» **Entries**

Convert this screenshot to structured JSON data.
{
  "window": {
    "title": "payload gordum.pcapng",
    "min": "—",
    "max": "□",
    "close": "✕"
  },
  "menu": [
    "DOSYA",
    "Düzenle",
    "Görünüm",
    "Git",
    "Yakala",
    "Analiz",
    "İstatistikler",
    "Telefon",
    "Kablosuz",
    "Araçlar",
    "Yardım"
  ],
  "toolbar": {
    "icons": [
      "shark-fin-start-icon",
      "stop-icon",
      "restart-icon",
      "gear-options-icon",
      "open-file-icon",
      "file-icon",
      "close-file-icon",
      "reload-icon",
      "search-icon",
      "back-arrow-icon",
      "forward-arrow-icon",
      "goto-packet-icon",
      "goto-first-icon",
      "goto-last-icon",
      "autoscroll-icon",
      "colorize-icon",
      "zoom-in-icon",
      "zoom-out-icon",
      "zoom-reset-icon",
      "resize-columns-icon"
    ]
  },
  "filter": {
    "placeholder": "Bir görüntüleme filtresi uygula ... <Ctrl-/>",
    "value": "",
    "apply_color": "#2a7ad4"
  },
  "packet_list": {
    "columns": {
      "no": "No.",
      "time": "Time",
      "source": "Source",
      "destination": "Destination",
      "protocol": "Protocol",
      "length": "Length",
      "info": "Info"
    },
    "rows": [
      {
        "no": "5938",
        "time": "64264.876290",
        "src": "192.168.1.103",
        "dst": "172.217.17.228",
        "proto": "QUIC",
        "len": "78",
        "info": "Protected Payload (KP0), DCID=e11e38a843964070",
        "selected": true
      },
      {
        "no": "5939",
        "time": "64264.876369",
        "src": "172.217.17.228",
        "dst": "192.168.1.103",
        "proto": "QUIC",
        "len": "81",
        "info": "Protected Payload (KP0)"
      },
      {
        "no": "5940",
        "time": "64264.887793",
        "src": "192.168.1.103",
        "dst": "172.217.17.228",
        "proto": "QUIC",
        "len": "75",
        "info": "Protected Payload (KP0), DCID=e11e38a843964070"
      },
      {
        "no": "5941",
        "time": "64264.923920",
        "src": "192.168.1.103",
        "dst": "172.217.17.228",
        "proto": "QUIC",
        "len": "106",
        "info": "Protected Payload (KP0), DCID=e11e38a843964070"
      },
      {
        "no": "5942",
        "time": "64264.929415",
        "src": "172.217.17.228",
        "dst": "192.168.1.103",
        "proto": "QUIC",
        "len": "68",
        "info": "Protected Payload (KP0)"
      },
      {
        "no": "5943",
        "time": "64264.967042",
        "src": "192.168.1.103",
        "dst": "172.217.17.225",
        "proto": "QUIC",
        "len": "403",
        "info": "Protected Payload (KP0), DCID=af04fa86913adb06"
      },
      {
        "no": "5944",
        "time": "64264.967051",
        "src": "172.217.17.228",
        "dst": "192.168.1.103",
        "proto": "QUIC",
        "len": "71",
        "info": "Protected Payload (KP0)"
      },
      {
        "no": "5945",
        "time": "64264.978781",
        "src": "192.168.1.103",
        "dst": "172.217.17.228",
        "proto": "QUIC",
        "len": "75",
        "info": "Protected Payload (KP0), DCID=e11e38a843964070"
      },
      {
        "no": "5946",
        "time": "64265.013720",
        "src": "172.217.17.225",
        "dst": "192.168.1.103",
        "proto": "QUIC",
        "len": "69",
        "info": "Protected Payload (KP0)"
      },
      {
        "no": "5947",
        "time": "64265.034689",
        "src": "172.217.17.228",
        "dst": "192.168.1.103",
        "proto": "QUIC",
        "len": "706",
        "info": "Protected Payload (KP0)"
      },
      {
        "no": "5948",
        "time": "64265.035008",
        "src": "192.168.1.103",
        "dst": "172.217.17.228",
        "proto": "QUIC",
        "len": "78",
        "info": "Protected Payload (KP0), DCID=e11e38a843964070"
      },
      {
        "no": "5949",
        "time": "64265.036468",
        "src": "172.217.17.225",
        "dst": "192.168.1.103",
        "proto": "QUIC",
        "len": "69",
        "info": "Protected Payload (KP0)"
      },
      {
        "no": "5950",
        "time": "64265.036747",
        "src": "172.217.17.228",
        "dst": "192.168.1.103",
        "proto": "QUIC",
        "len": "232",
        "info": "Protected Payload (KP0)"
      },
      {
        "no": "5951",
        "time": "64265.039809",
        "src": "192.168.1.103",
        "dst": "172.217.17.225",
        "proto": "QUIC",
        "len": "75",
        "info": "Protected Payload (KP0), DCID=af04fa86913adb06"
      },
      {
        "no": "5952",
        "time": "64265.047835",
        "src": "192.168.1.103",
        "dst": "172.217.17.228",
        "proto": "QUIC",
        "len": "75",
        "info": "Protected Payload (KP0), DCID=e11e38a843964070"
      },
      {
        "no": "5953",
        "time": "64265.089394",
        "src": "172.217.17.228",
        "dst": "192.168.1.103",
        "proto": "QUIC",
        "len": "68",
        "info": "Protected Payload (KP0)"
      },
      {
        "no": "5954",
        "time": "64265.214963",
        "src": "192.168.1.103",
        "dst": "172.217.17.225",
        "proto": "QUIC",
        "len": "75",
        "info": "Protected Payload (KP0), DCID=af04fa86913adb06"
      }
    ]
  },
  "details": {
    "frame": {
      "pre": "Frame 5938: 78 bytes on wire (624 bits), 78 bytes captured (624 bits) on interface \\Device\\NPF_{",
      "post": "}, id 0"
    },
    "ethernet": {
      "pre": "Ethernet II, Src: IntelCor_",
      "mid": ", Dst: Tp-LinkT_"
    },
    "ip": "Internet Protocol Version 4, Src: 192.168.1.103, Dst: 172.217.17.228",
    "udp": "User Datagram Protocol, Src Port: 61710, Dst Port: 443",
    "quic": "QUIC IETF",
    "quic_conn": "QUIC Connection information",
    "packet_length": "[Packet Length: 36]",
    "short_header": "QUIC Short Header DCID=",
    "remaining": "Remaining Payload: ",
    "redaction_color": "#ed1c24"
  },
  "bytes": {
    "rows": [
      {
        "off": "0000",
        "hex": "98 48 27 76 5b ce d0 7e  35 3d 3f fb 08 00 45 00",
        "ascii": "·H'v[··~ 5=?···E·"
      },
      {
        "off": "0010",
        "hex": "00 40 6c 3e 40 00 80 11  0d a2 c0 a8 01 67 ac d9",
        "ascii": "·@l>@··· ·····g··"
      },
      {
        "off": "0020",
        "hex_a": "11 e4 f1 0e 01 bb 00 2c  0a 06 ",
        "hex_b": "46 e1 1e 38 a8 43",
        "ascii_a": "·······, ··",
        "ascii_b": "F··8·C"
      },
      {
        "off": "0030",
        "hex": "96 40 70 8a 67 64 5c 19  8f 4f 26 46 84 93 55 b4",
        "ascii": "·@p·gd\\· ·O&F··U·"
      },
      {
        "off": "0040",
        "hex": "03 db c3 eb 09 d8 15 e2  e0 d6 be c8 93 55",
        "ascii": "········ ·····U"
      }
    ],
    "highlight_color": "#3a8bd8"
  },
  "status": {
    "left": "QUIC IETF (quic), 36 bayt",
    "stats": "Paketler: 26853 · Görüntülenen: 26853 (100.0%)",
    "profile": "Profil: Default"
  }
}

» **What to do**
Retype the entries exactly, including every line.

» **Solution below**
Convert this screenshot to structured JSON data.
{
  "window": {
    "title": "payload gordum.pcapng",
    "min": "—",
    "max": "□",
    "close": "✕"
  },
  "menu": [
    "DOSYA",
    "Düzenle",
    "Görünüm",
    "Git",
    "Yakala",
    "Analiz",
    "İstatistikler",
    "Telefon",
    "Kablosuz",
    "Araçlar",
    "Yardım"
  ],
  "toolbar": {
    "icons": [
      "shark-fin-start-icon",
      "stop-icon",
      "restart-icon",
      "gear-options-icon",
      "open-file-icon",
      "file-icon",
      "close-file-icon",
      "reload-icon",
      "search-icon",
      "back-arrow-icon",
      "forward-arrow-icon",
      "goto-packet-icon",
      "goto-first-icon",
      "goto-last-icon",
      "autoscroll-icon",
      "colorize-icon",
      "zoom-in-icon",
      "zoom-out-icon",
      "zoom-reset-icon",
      "resize-columns-icon"
    ]
  },
  "filter": {
    "placeholder": "Bir görüntüleme filtresi uygula ... <Ctrl-/>",
    "value": "",
    "apply_color": "#2a7ad4"
  },
  "packet_list": {
    "columns": {
      "no": "No.",
      "time": "Time",
      "source": "Source",
      "destination": "Destination",
      "protocol": "Protocol",
      "length": "Length",
      "info": "Info"
    },
    "rows": [
      {
        "no": "5938",
        "time": "64264.876290",
        "src": "192.168.1.103",
        "dst": "172.217.17.228",
        "proto": "QUIC",
        "len": "78",
        "info": "Protected Payload (KP0), DCID=e11e38a843964070",
        "selected": true
      },
      {
        "no": "5939",
        "time": "64264.876369",
        "src": "172.217.17.228",
        "dst": "192.168.1.103",
        "proto": "QUIC",
        "len": "81",
        "info": "Protected Payload (KP0)"
      },
      {
        "no": "5940",
        "time": "64264.887793",
        "src": "192.168.1.103",
        "dst": "172.217.17.228",
        "proto": "QUIC",
        "len": "75",
        "info": "Protected Payload (KP0), DCID=e11e38a843964070"
      },
      {
        "no": "5941",
        "time": "64264.923920",
        "src": "192.168.1.103",
        "dst": "172.217.17.228",
        "proto": "QUIC",
        "len": "106",
        "info": "Protected Payload (KP0), DCID=e11e38a843964070"
      },
      {
        "no": "5942",
        "time": "64264.929415",
        "src": "172.217.17.228",
        "dst": "192.168.1.103",
        "proto": "QUIC",
        "len": "68",
        "info": "Protected Payload (KP0)"
      },
      {
        "no": "5943",
        "time": "64264.967042",
        "src": "192.168.1.103",
        "dst": "172.217.17.225",
        "proto": "QUIC",
        "len": "403",
        "info": "Protected Payload (KP0), DCID=af04fa86913adb06"
      },
      {
        "no": "5944",
        "time": "64264.967051",
        "src": "172.217.17.228",
        "dst": "192.168.1.103",
        "proto": "QUIC",
        "len": "71",
        "info": "Protected Payload (KP0)"
      },
      {
        "no": "5945",
        "time": "64264.978781",
        "src": "192.168.1.103",
        "dst": "172.217.17.228",
        "proto": "QUIC",
        "len": "75",
        "info": "Protected Payload (KP0), DCID=e11e38a843964070"
      },
      {
        "no": "5946",
        "time": "64265.013720",
        "src": "172.217.17.225",
        "dst": "192.168.1.103",
        "proto": "QUIC",
        "len": "69",
        "info": "Protected Payload (KP0)"
      },
      {
        "no": "5947",
        "time": "64265.034689",
        "src": "172.217.17.228",
        "dst": "192.168.1.103",
        "proto": "QUIC",
        "len": "706",
        "info": "Protected Payload (KP0)"
      },
      {
        "no": "5948",
        "time": "64265.035008",
        "src": "192.168.1.103",
        "dst": "172.217.17.228",
        "proto": "QUIC",
        "len": "78",
        "info": "Protected Payload (KP0), DCID=e11e38a843964070"
      },
      {
        "no": "5949",
        "time": "64265.036468",
        "src": "172.217.17.225",
        "dst": "192.168.1.103",
        "proto": "QUIC",
        "len": "69",
        "info": "Protected Payload (KP0)"
      },
      {
        "no": "5950",
        "time": "64265.036747",
        "src": "172.217.17.228",
        "dst": "192.168.1.103",
        "proto": "QUIC",
        "len": "232",
        "info": "Protected Payload (KP0)"
      },
      {
        "no": "5951",
        "time": "64265.039809",
        "src": "192.168.1.103",
        "dst": "172.217.17.225",
        "proto": "QUIC",
        "len": "75",
        "info": "Protected Payload (KP0), DCID=af04fa86913adb06"
      },
      {
        "no": "5952",
        "time": "64265.047835",
        "src": "192.168.1.103",
        "dst": "172.217.17.228",
        "proto": "QUIC",
        "len": "75",
        "info": "Protected Payload (KP0), DCID=e11e38a843964070"
      },
      {
        "no": "5953",
        "time": "64265.089394",
        "src": "172.217.17.228",
        "dst": "192.168.1.103",
        "proto": "QUIC",
        "len": "68",
        "info": "Protected Payload (KP0)"
      },
      {
        "no": "5954",
        "time": "64265.214963",
        "src": "192.168.1.103",
        "dst": "172.217.17.225",
        "proto": "QUIC",
        "len": "75",
        "info": "Protected Payload (KP0), DCID=af04fa86913adb06"
      }
    ]
  },
  "details": {
    "frame": {
      "pre": "Frame 5938: 78 bytes on wire (624 bits), 78 bytes captured (624 bits) on interface \\Device\\NPF_{",
      "post": "}, id 0"
    },
    "ethernet": {
      "pre": "Ethernet II, Src: IntelCor_",
      "mid": ", Dst: Tp-LinkT_"
    },
    "ip": "Internet Protocol Version 4, Src: 192.168.1.103, Dst: 172.217.17.228",
    "udp": "User Datagram Protocol, Src Port: 61710, Dst Port: 443",
    "quic": "QUIC IETF",
    "quic_conn": "QUIC Connection information",
    "packet_length": "[Packet Length: 36]",
    "short_header": "QUIC Short Header DCID=",
    "remaining": "Remaining Payload: ",
    "redaction_color": "#ed1c24"
  },
  "bytes": {
    "rows": [
      {
        "off": "0000",
        "hex": "98 48 27 76 5b ce d0 7e  35 3d 3f fb 08 00 45 00",
        "ascii": "·H'v[··~ 5=?···E·"
      },
      {
        "off": "0010",
        "hex": "00 40 6c 3e 40 00 80 11  0d a2 c0 a8 01 67 ac d9",
        "ascii": "·@l>@··· ·····g··"
      },
      {
        "off": "0020",
        "hex_a": "11 e4 f1 0e 01 bb 00 2c  0a 06 ",
        "hex_b": "46 e1 1e 38 a8 43",
        "ascii_a": "·······, ··",
        "ascii_b": "F··8·C"
      },
      {
        "off": "0030",
        "hex": "96 40 70 8a 67 64 5c 19  8f 4f 26 46 84 93 55 b4",
        "ascii": "·@p·gd\\· ·O&F··U·"
      },
      {
        "off": "0040",
        "hex": "03 db c3 eb 09 d8 15 e2  e0 d6 be c8 93 55",
        "ascii": "········ ·····U"
      }
    ],
    "highlight_color": "#3a8bd8"
  },
  "status": {
    "left": "QUIC IETF (quic), 36 bayt",
    "stats": "Paketler: 26853 · Görüntülenen: 26853 (100.0%)",
    "profile": "Profil: Default"
  }
}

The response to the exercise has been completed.